** START Source records **

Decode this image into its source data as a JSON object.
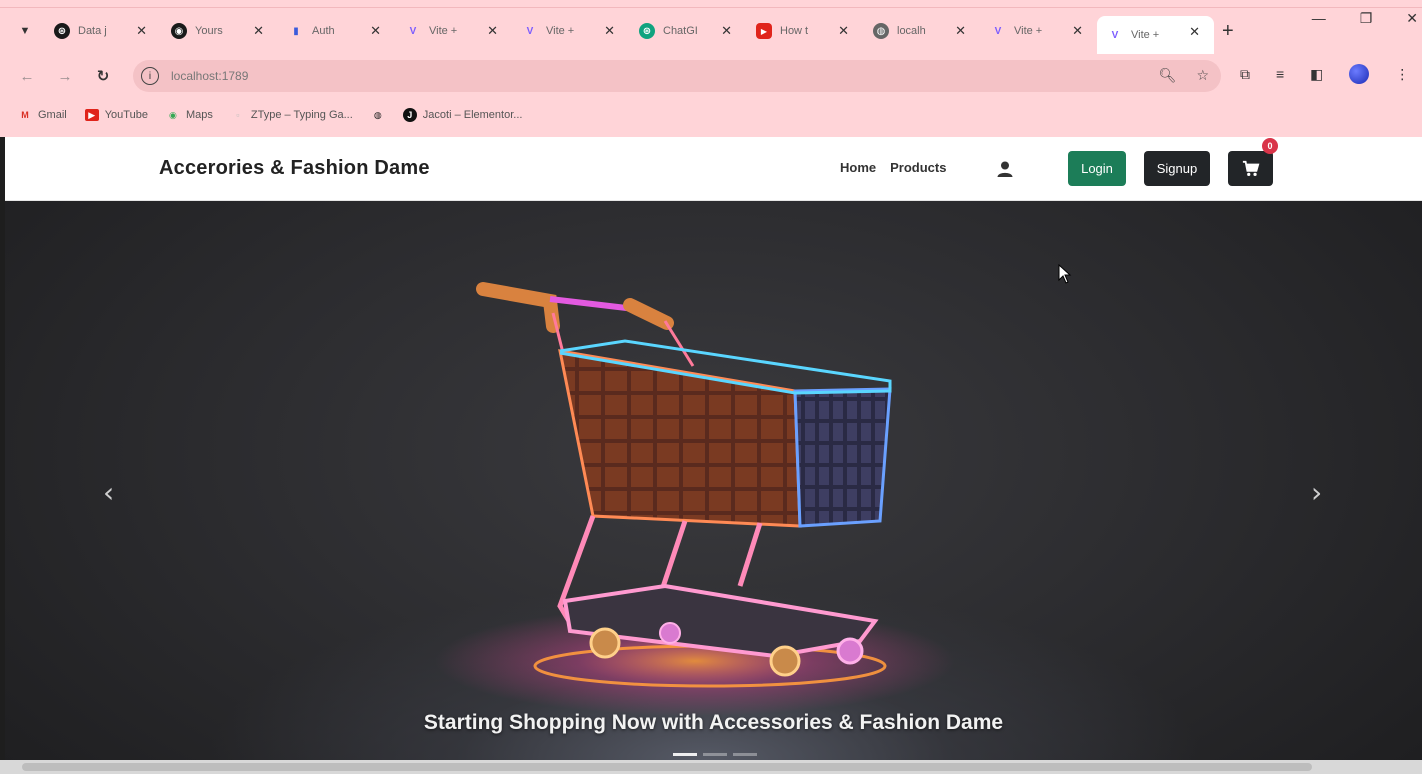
{
  "browser": {
    "tabs": [
      {
        "title": "Data j",
        "icon": "chatgpt-icon",
        "color": "#1a1a1a"
      },
      {
        "title": "Yours",
        "icon": "github-icon",
        "color": "#1a1a1a"
      },
      {
        "title": "Auth",
        "icon": "bookmark-icon",
        "color": "#3b5bdb"
      },
      {
        "title": "Vite +",
        "icon": "vite-icon",
        "color": "#7b5cff"
      },
      {
        "title": "Vite +",
        "icon": "vite-icon",
        "color": "#7b5cff"
      },
      {
        "title": "ChatGI",
        "icon": "chatgpt-icon",
        "color": "#10a37f"
      },
      {
        "title": "How t",
        "icon": "youtube-icon",
        "color": "#e0241b"
      },
      {
        "title": "localh",
        "icon": "globe-icon",
        "color": "#666666"
      },
      {
        "title": "Vite +",
        "icon": "vite-icon",
        "color": "#7b5cff"
      },
      {
        "title": "Vite +",
        "icon": "vite-icon",
        "color": "#7b5cff",
        "active": true
      }
    ],
    "url": "localhost:1789",
    "bookmarks": [
      "Gmail",
      "YouTube",
      "Maps",
      "ZType – Typing Ga...",
      "",
      "Jacoti – Elementor..."
    ]
  },
  "site": {
    "brand": "Accerories & Fashion Dame",
    "nav": [
      "Home",
      "Products"
    ],
    "login_label": "Login",
    "signup_label": "Signup",
    "cart_count": "0",
    "accent": "#1c7d58",
    "dark": "#222528"
  },
  "hero": {
    "caption": "Starting Shopping Now with Accessories & Fashion Dame",
    "slides": 3,
    "active_slide": 1
  }
}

** END Source records **

Goal of the exercise: Repeat all the records above exactly, leaving out any pictures.

Full solution:
Decode this image into its source data as a JSON object.
{
  "browser": {
    "tabs": [
      {
        "title": "Data j",
        "icon": "chatgpt-icon",
        "color": "#1a1a1a"
      },
      {
        "title": "Yours",
        "icon": "github-icon",
        "color": "#1a1a1a"
      },
      {
        "title": "Auth",
        "icon": "bookmark-icon",
        "color": "#3b5bdb"
      },
      {
        "title": "Vite +",
        "icon": "vite-icon",
        "color": "#7b5cff"
      },
      {
        "title": "Vite +",
        "icon": "vite-icon",
        "color": "#7b5cff"
      },
      {
        "title": "ChatGI",
        "icon": "chatgpt-icon",
        "color": "#10a37f"
      },
      {
        "title": "How t",
        "icon": "youtube-icon",
        "color": "#e0241b"
      },
      {
        "title": "localh",
        "icon": "globe-icon",
        "color": "#666666"
      },
      {
        "title": "Vite +",
        "icon": "vite-icon",
        "color": "#7b5cff"
      },
      {
        "title": "Vite +",
        "icon": "vite-icon",
        "color": "#7b5cff",
        "active": true
      }
    ],
    "url": "localhost:1789",
    "bookmarks": [
      "Gmail",
      "YouTube",
      "Maps",
      "ZType – Typing Ga...",
      "",
      "Jacoti – Elementor..."
    ]
  },
  "site": {
    "brand": "Accerories & Fashion Dame",
    "nav": [
      "Home",
      "Products"
    ],
    "login_label": "Login",
    "signup_label": "Signup",
    "cart_count": "0",
    "accent": "#1c7d58",
    "dark": "#222528"
  },
  "hero": {
    "caption": "Starting Shopping Now with Accessories & Fashion Dame",
    "slides": 3,
    "active_slide": 1
  }
}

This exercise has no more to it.